● EXERCISE AIM:
Please pick out every line in the entries below that contains the string "Seeker", and copy each one in full.

● LISTING:
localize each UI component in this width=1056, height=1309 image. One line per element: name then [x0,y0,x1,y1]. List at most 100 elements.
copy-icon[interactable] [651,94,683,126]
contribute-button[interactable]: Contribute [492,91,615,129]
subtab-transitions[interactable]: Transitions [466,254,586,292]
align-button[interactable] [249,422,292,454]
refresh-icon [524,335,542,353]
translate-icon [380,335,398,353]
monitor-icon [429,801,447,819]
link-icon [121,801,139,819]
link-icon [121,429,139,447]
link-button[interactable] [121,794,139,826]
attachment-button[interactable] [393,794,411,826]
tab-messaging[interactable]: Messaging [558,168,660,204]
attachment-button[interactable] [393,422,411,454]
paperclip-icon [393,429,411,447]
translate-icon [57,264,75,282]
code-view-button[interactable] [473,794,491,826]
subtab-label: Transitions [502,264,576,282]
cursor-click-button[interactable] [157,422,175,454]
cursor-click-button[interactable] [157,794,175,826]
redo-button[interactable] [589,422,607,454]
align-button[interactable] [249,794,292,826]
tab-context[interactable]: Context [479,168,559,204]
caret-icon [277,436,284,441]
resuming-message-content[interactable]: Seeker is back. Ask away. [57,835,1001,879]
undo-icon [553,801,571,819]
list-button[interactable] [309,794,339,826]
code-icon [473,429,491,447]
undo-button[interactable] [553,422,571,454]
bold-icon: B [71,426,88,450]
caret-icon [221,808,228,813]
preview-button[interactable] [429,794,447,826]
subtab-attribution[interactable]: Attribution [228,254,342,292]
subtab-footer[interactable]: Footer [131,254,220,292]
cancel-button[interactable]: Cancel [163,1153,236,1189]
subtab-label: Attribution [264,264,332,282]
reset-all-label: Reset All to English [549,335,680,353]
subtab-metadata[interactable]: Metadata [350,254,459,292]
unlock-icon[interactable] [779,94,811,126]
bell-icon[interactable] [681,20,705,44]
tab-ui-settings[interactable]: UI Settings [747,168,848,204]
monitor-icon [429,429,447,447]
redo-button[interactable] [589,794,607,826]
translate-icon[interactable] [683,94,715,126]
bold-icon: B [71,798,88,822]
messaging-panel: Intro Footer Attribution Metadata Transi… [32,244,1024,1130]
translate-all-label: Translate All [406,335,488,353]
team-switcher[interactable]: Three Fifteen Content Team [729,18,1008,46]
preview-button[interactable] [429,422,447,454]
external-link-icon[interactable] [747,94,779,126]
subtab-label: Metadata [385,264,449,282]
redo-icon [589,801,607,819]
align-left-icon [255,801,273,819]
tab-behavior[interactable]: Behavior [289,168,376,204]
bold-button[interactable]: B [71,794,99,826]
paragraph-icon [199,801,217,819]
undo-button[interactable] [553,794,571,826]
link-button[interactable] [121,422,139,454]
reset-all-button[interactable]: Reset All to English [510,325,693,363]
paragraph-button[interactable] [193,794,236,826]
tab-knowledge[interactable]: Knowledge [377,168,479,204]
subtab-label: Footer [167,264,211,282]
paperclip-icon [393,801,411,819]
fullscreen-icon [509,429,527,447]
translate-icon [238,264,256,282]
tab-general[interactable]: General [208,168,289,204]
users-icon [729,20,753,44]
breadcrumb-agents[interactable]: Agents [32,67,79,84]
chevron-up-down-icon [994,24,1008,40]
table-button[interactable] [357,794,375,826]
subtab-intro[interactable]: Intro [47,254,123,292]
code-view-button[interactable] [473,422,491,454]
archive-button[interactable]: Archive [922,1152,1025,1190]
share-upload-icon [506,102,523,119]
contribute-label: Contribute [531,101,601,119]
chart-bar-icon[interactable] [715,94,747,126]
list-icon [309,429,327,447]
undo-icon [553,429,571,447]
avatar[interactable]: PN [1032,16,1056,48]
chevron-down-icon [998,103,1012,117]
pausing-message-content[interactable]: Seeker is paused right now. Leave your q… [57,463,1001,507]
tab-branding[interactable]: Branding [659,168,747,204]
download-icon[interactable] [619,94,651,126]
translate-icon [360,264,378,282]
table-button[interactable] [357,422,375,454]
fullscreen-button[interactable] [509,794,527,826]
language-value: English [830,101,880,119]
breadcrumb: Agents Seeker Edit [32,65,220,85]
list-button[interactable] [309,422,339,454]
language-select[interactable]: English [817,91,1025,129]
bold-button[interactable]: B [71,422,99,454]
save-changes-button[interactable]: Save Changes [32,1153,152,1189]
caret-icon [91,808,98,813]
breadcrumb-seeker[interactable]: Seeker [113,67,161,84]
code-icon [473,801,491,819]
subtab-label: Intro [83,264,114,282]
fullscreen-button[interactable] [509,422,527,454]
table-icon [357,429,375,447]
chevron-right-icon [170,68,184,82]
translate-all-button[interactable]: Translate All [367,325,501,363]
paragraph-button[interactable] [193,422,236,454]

● THE RESPONSE:
resuming-message-content[interactable]: Seeker is back. Ask away. [57,835,1001,879]
pausing-message-content[interactable]: Seeker is paused right now. Leave your q… [57,463,1001,507]
breadcrumb: Agents Seeker Edit [32,65,220,85]
breadcrumb-seeker[interactable]: Seeker [113,67,161,84]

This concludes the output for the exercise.